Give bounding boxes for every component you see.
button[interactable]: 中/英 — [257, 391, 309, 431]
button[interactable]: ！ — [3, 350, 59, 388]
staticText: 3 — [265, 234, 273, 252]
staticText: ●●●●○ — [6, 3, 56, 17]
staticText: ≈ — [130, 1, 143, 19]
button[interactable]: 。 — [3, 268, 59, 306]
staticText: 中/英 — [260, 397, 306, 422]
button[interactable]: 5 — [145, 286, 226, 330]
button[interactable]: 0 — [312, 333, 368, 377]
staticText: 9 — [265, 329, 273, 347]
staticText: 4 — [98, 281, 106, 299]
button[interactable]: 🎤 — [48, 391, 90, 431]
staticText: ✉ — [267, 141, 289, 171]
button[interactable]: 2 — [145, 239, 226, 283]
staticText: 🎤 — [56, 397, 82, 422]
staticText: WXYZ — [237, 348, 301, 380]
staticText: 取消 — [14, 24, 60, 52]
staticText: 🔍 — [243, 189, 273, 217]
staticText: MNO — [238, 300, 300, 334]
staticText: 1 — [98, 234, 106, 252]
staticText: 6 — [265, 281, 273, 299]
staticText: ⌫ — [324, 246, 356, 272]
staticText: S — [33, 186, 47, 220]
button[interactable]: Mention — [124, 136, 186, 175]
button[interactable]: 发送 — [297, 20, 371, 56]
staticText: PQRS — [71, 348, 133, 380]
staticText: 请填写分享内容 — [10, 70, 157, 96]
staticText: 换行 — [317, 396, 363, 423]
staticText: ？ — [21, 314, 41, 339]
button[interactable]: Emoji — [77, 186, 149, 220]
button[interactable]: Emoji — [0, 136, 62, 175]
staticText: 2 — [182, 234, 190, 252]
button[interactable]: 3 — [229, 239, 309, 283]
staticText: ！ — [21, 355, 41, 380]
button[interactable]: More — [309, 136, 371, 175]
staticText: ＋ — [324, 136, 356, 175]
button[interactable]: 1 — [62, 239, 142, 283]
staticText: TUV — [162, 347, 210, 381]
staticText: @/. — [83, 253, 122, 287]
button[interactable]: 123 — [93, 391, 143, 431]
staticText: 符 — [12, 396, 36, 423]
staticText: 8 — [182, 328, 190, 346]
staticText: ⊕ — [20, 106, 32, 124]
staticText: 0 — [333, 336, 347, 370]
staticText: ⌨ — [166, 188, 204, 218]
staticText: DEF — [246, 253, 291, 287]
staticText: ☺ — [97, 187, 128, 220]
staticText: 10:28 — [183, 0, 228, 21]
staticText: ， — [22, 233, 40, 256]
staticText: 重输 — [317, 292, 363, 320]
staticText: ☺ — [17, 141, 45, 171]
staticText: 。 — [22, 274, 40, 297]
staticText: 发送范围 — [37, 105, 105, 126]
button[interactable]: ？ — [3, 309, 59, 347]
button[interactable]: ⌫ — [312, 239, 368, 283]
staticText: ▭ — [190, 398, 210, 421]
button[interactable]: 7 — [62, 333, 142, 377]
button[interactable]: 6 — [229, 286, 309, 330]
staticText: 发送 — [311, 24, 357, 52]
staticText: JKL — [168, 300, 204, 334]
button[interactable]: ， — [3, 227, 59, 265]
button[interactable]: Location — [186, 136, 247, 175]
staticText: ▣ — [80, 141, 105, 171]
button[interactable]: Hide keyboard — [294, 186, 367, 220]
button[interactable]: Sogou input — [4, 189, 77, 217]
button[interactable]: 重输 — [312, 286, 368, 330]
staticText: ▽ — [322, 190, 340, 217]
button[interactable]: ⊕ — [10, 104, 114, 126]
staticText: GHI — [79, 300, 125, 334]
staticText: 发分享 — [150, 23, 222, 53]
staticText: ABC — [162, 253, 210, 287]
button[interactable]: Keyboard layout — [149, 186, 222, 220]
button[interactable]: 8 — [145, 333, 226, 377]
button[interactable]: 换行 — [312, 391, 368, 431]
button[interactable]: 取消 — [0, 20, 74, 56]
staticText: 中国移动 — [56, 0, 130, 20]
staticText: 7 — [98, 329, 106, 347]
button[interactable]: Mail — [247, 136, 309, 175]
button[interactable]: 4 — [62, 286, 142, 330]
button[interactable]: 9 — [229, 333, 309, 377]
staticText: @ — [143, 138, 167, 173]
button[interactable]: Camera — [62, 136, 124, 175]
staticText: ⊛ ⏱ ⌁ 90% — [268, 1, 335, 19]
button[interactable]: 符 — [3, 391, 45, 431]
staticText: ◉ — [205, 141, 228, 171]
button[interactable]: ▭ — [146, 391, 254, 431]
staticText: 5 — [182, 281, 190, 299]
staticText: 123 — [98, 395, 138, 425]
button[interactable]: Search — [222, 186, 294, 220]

◇ ◇ ◇ ◇ ◇

= PROBLEM STATEMENT =
Express every line of the listing above as a JSON list of strings, one string per line, with blank lines left out.

= ANSWER BELOW =
[
  "Give bounding boxes for every component you see.",
  "button[interactable]: 中/英 — [257, 391, 309, 431]",
  "button[interactable]: ！ — [3, 350, 59, 388]",
  "staticText: 3 — [265, 234, 273, 252]",
  "staticText: ●●●●○ — [6, 3, 56, 17]",
  "staticText: ≈ — [130, 1, 143, 19]",
  "button[interactable]: 。 — [3, 268, 59, 306]",
  "staticText: 中/英 — [260, 397, 306, 422]",
  "button[interactable]: 5 — [145, 286, 226, 330]",
  "button[interactable]: 0 — [312, 333, 368, 377]",
  "staticText: 9 — [265, 329, 273, 347]",
  "staticText: 4 — [98, 281, 106, 299]",
  "button[interactable]: 🎤 — [48, 391, 90, 431]",
  "staticText: ✉ — [267, 141, 289, 171]",
  "button[interactable]: 2 — [145, 239, 226, 283]",
  "staticText: 🎤 — [56, 397, 82, 422]",
  "staticText: WXYZ — [237, 348, 301, 380]",
  "staticText: 取消 — [14, 24, 60, 52]",
  "staticText: 🔍 — [243, 189, 273, 217]",
  "staticText: MNO — [238, 300, 300, 334]",
  "staticText: 1 — [98, 234, 106, 252]",
  "staticText: 6 — [265, 281, 273, 299]",
  "staticText: ⌫ — [324, 246, 356, 272]",
  "staticText: S — [33, 186, 47, 220]",
  "button[interactable]: Mention — [124, 136, 186, 175]",
  "button[interactable]: 发送 — [297, 20, 371, 56]",
  "staticText: PQRS — [71, 348, 133, 380]",
  "staticText: 请填写分享内容 — [10, 70, 157, 96]",
  "staticText: 换行 — [317, 396, 363, 423]",
  "staticText: ？ — [21, 314, 41, 339]",
  "button[interactable]: Emoji — [77, 186, 149, 220]",
  "button[interactable]: Emoji — [0, 136, 62, 175]",
  "staticText: 2 — [182, 234, 190, 252]",
  "button[interactable]: 3 — [229, 239, 309, 283]",
  "staticText: ！ — [21, 355, 41, 380]",
  "button[interactable]: More — [309, 136, 371, 175]",
  "staticText: ＋ — [324, 136, 356, 175]",
  "button[interactable]: 1 — [62, 239, 142, 283]",
  "staticText: TUV — [162, 347, 210, 381]",
  "staticText: @/. — [83, 253, 122, 287]",
  "button[interactable]: 123 — [93, 391, 143, 431]",
  "staticText: 符 — [12, 396, 36, 423]",
  "staticText: 8 — [182, 328, 190, 346]",
  "staticText: ⊕ — [20, 106, 32, 124]",
  "staticText: 0 — [333, 336, 347, 370]",
  "staticText: ⌨ — [166, 188, 204, 218]",
  "staticText: DEF — [246, 253, 291, 287]",
  "staticText: ☺ — [97, 187, 128, 220]",
  "staticText: 10:28 — [183, 0, 228, 21]",
  "staticText: ， — [22, 233, 40, 256]",
  "staticText: 重输 — [317, 292, 363, 320]",
  "staticText: ☺ — [17, 141, 45, 171]",
  "staticText: 。 — [22, 274, 40, 297]",
  "staticText: 发送范围 — [37, 105, 105, 126]",
  "button[interactable]: ？ — [3, 309, 59, 347]",
  "button[interactable]: ⌫ — [312, 239, 368, 283]",
  "staticText: ▭ — [190, 398, 210, 421]",
  "button[interactable]: 7 — [62, 333, 142, 377]",
  "button[interactable]: 6 — [229, 286, 309, 330]",
  "staticText: 发送 — [311, 24, 357, 52]",
  "staticText: JKL — [168, 300, 204, 334]",
  "button[interactable]: ， — [3, 227, 59, 265]",
  "button[interactable]: Location — [186, 136, 247, 175]",
  "staticText: ▣ — [80, 141, 105, 171]",
  "button[interactable]: Hide keyboard — [294, 186, 367, 220]",
  "button[interactable]: Sogou input — [4, 189, 77, 217]",
  "button[interactable]: 重输 — [312, 286, 368, 330]",
  "staticText: ▽ — [322, 190, 340, 217]",
  "button[interactable]: ⊕ — [10, 104, 114, 126]",
  "staticText: GHI — [79, 300, 125, 334]",
  "staticText: 发分享 — [150, 23, 222, 53]",
  "staticText: ABC — [162, 253, 210, 287]",
  "button[interactable]: Keyboard layout — [149, 186, 222, 220]",
  "button[interactable]: 8 — [145, 333, 226, 377]",
  "button[interactable]: 换行 — [312, 391, 368, 431]",
  "button[interactable]: 取消 — [0, 20, 74, 56]",
  "staticText: 中国移动 — [56, 0, 130, 20]",
  "staticText: 7 — [98, 329, 106, 347]",
  "button[interactable]: Mail — [247, 136, 309, 175]",
  "button[interactable]: 4 — [62, 286, 142, 330]",
  "button[interactable]: 9 — [229, 333, 309, 377]",
  "staticText: @ — [143, 138, 167, 173]",
  "button[interactable]: Camera — [62, 136, 124, 175]",
  "staticText: ⊛ ⏱ ⌁ 90% — [268, 1, 335, 19]",
  "button[interactable]: 符 — [3, 391, 45, 431]",
  "staticText: ◉ — [205, 141, 228, 171]",
  "button[interactable]: ▭ — [146, 391, 254, 431]",
  "staticText: 5 — [182, 281, 190, 299]",
  "staticText: 123 — [98, 395, 138, 425]",
  "button[interactable]: Search — [222, 186, 294, 220]"
]